## Objective
Output all the entries word for word. Omit the pictures.

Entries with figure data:

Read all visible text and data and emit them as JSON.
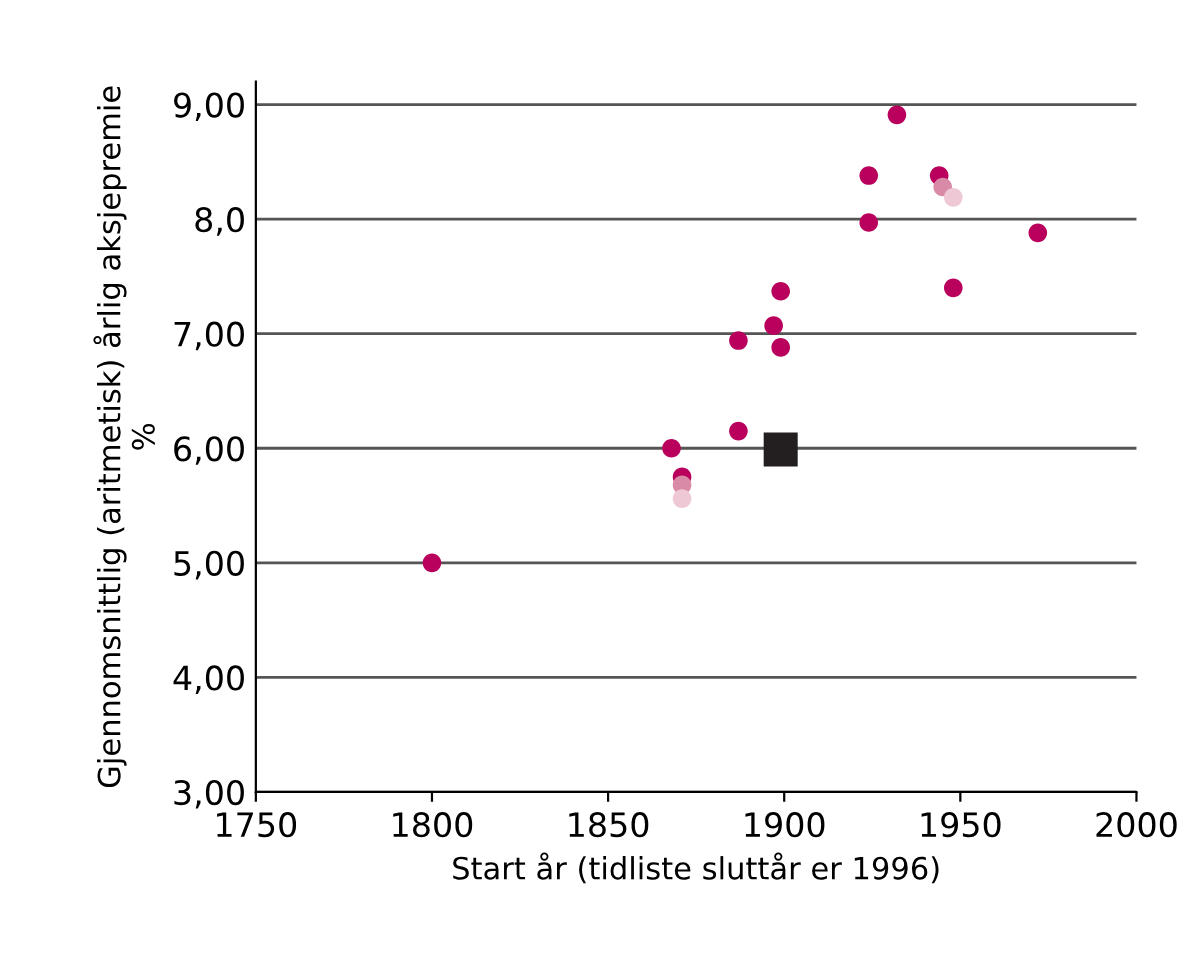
{
  "chart_data": {
    "type": "scatter",
    "xlabel": "Start år (tidliste sluttår er 1996)",
    "ylabel": "Gjennomsnittlig (aritmetisk) årlig aksjepremie\n%",
    "xlim": [
      1750,
      2000
    ],
    "xticks": [
      1750,
      1800,
      1850,
      1900,
      1950,
      2000
    ],
    "ylim": [
      3,
      9.2
    ],
    "yticks": [
      {
        "value": 3,
        "label": "3,00"
      },
      {
        "value": 4,
        "label": "4,00"
      },
      {
        "value": 5,
        "label": "5,00"
      },
      {
        "value": 6,
        "label": "6,00"
      },
      {
        "value": 7,
        "label": "7,00"
      },
      {
        "value": 8,
        "label": "8,0"
      },
      {
        "value": 9,
        "label": "9,00"
      }
    ],
    "grid": "y",
    "series": [
      {
        "color": "#b8005c",
        "marker": "circle",
        "x": [
          1800,
          1868,
          1871,
          1887,
          1887,
          1897,
          1899,
          1899,
          1924,
          1924,
          1932,
          1944,
          1948,
          1972
        ],
        "values": [
          5.0,
          6.0,
          5.75,
          6.15,
          6.94,
          7.07,
          7.37,
          6.88,
          8.38,
          7.97,
          8.91,
          8.38,
          7.4,
          7.88
        ]
      },
      {
        "color": "#d98aa6",
        "marker": "circle",
        "x": [
          1871,
          1945
        ],
        "values": [
          5.68,
          8.28
        ]
      },
      {
        "color": "#efc8d6",
        "marker": "circle",
        "x": [
          1871,
          1948
        ],
        "values": [
          5.56,
          8.19
        ]
      },
      {
        "color": "#231f20",
        "marker": "square",
        "x": [
          1899
        ],
        "values": [
          5.99
        ]
      }
    ]
  }
}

## Task output
Read all visible text and data and emit them as JSON.
{
  "chart_data": {
    "type": "scatter",
    "xlabel": "Start år (tidliste sluttår er 1996)",
    "ylabel": "Gjennomsnittlig (aritmetisk) årlig aksjepremie\n%",
    "xlim": [
      1750,
      2000
    ],
    "xticks": [
      1750,
      1800,
      1850,
      1900,
      1950,
      2000
    ],
    "ylim": [
      3,
      9.2
    ],
    "yticks": [
      {
        "value": 3,
        "label": "3,00"
      },
      {
        "value": 4,
        "label": "4,00"
      },
      {
        "value": 5,
        "label": "5,00"
      },
      {
        "value": 6,
        "label": "6,00"
      },
      {
        "value": 7,
        "label": "7,00"
      },
      {
        "value": 8,
        "label": "8,0"
      },
      {
        "value": 9,
        "label": "9,00"
      }
    ],
    "grid": "y",
    "series": [
      {
        "color": "#b8005c",
        "marker": "circle",
        "x": [
          1800,
          1868,
          1871,
          1887,
          1887,
          1897,
          1899,
          1899,
          1924,
          1924,
          1932,
          1944,
          1948,
          1972
        ],
        "values": [
          5.0,
          6.0,
          5.75,
          6.15,
          6.94,
          7.07,
          7.37,
          6.88,
          8.38,
          7.97,
          8.91,
          8.38,
          7.4,
          7.88
        ]
      },
      {
        "color": "#d98aa6",
        "marker": "circle",
        "x": [
          1871,
          1945
        ],
        "values": [
          5.68,
          8.28
        ]
      },
      {
        "color": "#efc8d6",
        "marker": "circle",
        "x": [
          1871,
          1948
        ],
        "values": [
          5.56,
          8.19
        ]
      },
      {
        "color": "#231f20",
        "marker": "square",
        "x": [
          1899
        ],
        "values": [
          5.99
        ]
      }
    ]
  }
}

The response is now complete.